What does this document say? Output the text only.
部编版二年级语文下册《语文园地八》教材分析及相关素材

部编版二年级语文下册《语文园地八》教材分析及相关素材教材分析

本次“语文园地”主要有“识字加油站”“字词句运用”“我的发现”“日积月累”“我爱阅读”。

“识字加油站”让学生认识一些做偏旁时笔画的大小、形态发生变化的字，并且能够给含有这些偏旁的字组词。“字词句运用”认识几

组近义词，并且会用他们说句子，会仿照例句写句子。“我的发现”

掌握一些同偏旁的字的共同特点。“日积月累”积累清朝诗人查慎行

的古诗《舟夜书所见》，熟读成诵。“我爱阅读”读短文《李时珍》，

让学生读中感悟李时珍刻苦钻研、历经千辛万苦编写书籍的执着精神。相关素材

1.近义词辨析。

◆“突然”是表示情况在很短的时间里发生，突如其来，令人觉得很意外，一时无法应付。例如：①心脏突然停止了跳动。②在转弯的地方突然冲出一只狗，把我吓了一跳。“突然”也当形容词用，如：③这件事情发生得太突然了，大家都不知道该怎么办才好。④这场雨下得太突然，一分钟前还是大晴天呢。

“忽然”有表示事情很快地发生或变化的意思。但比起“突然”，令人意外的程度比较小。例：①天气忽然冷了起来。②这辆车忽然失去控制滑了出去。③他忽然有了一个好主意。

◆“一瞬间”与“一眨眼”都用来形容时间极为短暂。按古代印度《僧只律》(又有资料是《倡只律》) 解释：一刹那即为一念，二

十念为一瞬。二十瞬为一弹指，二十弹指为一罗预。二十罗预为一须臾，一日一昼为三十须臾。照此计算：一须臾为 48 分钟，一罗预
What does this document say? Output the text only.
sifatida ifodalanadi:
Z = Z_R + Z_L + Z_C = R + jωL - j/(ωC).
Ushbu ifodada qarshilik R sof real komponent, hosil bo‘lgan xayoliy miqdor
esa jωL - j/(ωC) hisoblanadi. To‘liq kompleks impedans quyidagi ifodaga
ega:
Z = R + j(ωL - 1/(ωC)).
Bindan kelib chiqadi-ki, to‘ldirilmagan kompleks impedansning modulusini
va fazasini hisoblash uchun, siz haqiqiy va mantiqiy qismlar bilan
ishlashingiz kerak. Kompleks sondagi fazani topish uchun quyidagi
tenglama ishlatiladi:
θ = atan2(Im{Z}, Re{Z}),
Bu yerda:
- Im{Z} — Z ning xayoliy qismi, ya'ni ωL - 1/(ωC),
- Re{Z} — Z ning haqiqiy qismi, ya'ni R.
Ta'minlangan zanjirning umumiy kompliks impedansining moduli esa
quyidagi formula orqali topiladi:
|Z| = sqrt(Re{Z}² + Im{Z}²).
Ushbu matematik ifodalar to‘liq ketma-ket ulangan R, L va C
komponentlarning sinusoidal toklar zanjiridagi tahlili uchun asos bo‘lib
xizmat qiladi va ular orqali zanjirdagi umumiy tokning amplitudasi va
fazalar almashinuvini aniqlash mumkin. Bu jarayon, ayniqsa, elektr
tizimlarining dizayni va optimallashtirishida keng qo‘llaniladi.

What is expected: Every line of the records above needs to be given again exactly.

Response:
What does this document say? Output the text only.
部编版二年级语文下册《语文园地八》教材分析及相关素材

部编版二年级语文下册《语文园地八》教材分析及相关素材教材分析

本次“语文园地”主要有“识字加油站”“字词句运用”“我的发现”“日积月累”“我爱阅读”。

“识字加油站”让学生认识一些做偏旁时笔画的大小、形态发生变化的字，并且能够给含有这些偏旁的字组词。“字词句运用”认识几

组近义词，并且会用他们说句子，会仿照例句写句子。“我的发现”

掌握一些同偏旁的字的共同特点。“日积月累”积累清朝诗人查慎行

的古诗《舟夜书所见》，熟读成诵。“我爱阅读”读短文《李时珍》，

让学生读中感悟李时珍刻苦钻研、历经千辛万苦编写书籍的执着精神。相关素材

1.近义词辨析。

◆“突然”是表示情况在很短的时间里发生，突如其来，令人觉得很意外，一时无法应付。例如：①心脏突然停止了跳动。②在转弯的地方突然冲出一只狗，把我吓了一跳。“突然”也当形容词用，如：③这件事情发生得太突然了，大家都不知道该怎么办才好。④这场雨下得太突然，一分钟前还是大晴天呢。

“忽然”有表示事情很快地发生或变化的意思。但比起“突然”，令人意外的程度比较小。例：①天气忽然冷了起来。②这辆车忽然失去控制滑了出去。③他忽然有了一个好主意。

◆“一瞬间”与“一眨眼”都用来形容时间极为短暂。按古代印度《僧只律》(又有资料是《倡只律》) 解释：一刹那即为一念，二

十念为一瞬。二十瞬为一弹指，二十弹指为一罗预。二十罗预为一须臾，一日一昼为三十须臾。照此计算：一须臾为 48 分钟，一罗预
What does this document say? Output the text only.
sifatida ifodalanadi:
Z = Z_R + Z_L + Z_C = R + jωL - j/(ωC).
Ushbu ifodada qarshilik R sof real komponent, hosil bo‘lgan xayoliy miqdor
esa jωL - j/(ωC) hisoblanadi. To‘liq kompleks impedans quyidagi ifodaga
ega:
Z = R + j(ωL - 1/(ωC)).
Bindan kelib chiqadi-ki, to‘ldirilmagan kompleks impedansning modulusini
va fazasini hisoblash uchun, siz haqiqiy va mantiqiy qismlar bilan
ishlashingiz kerak. Kompleks sondagi fazani topish uchun quyidagi
tenglama ishlatiladi:
θ = atan2(Im{Z}, Re{Z}),
Bu yerda:
- Im{Z} — Z ning xayoliy qismi, ya'ni ωL - 1/(ωC),
- Re{Z} — Z ning haqiqiy qismi, ya'ni R.
Ta'minlangan zanjirning umumiy kompliks impedansining moduli esa
quyidagi formula orqali topiladi:
|Z| = sqrt(Re{Z}² + Im{Z}²).
Ushbu matematik ifodalar to‘liq ketma-ket ulangan R, L va C
komponentlarning sinusoidal toklar zanjiridagi tahlili uchun asos bo‘lib
xizmat qiladi va ular orqali zanjirdagi umumiy tokning amplitudasi va
fazalar almashinuvini aniqlash mumkin. Bu jarayon, ayniqsa, elektr
tizimlarining dizayni va optimallashtirishida keng qo‘llaniladi.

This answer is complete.